• Information given
"""

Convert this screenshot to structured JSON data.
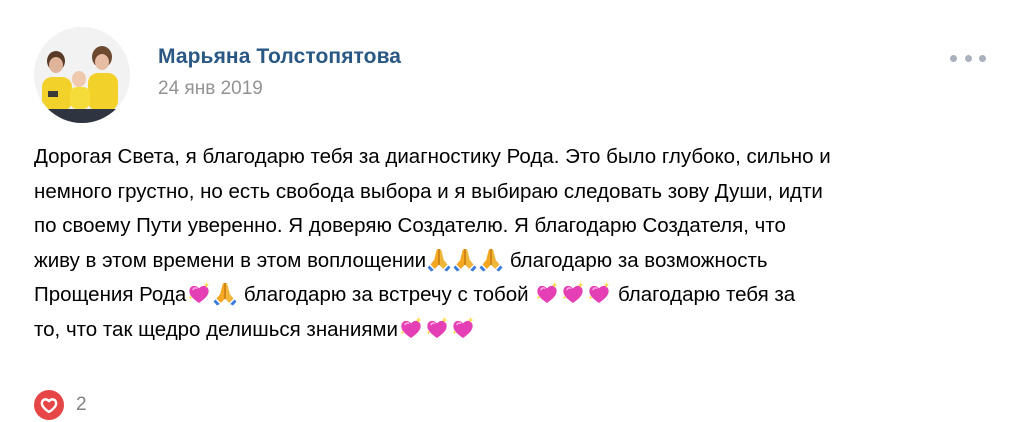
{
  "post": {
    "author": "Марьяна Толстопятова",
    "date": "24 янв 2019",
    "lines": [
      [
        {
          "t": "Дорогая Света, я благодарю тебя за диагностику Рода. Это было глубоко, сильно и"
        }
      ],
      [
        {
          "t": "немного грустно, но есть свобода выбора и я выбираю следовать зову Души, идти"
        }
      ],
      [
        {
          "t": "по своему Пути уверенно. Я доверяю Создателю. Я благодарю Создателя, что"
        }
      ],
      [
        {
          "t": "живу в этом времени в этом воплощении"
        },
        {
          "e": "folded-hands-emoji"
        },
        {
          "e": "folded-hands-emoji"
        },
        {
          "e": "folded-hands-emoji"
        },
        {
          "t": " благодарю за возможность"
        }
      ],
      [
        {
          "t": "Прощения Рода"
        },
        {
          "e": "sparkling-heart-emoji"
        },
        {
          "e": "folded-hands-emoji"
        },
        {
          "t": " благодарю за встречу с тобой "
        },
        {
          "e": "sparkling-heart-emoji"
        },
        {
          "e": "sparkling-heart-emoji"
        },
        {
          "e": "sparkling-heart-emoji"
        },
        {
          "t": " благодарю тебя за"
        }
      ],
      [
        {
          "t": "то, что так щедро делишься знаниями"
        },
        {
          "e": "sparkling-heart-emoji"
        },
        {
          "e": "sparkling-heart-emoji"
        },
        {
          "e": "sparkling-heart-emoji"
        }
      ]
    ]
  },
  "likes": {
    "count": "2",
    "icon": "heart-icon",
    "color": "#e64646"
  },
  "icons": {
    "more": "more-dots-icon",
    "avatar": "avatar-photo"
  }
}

"""
"""

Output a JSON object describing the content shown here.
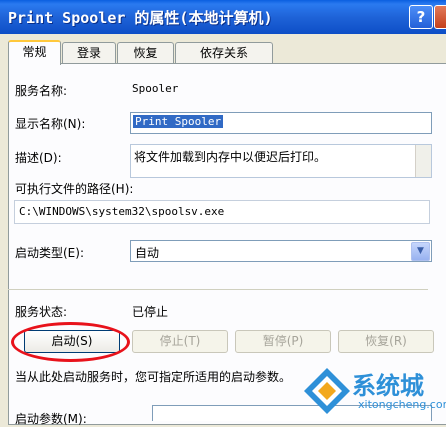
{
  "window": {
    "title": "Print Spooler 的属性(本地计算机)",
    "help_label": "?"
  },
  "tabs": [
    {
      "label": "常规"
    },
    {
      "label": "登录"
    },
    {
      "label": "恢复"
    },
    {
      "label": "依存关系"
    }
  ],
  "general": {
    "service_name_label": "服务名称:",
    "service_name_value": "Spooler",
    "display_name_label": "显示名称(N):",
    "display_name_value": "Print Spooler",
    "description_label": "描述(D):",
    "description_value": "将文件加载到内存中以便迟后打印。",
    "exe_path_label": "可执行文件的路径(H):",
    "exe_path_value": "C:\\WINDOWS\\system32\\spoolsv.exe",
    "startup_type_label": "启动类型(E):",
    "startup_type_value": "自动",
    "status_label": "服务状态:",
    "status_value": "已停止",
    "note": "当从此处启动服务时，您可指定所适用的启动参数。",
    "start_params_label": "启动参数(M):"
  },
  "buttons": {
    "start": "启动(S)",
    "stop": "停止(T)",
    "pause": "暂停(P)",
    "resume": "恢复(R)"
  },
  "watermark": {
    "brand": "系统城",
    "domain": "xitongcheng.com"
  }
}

"""

• Written instruction
Scan the material and collect every line that contains "благодарю".

• The result
          "t": "Дорогая Света, я благодарю тебя за диагностику Рода. Это было глубоко, сильно и"
          "t": "по своему Пути уверенно. Я доверяю Создателю. Я благодарю Создателя, что"
          "t": " благодарю за возможность"
          "t": " благодарю за встречу с тобой "
          "t": " благодарю тебя за"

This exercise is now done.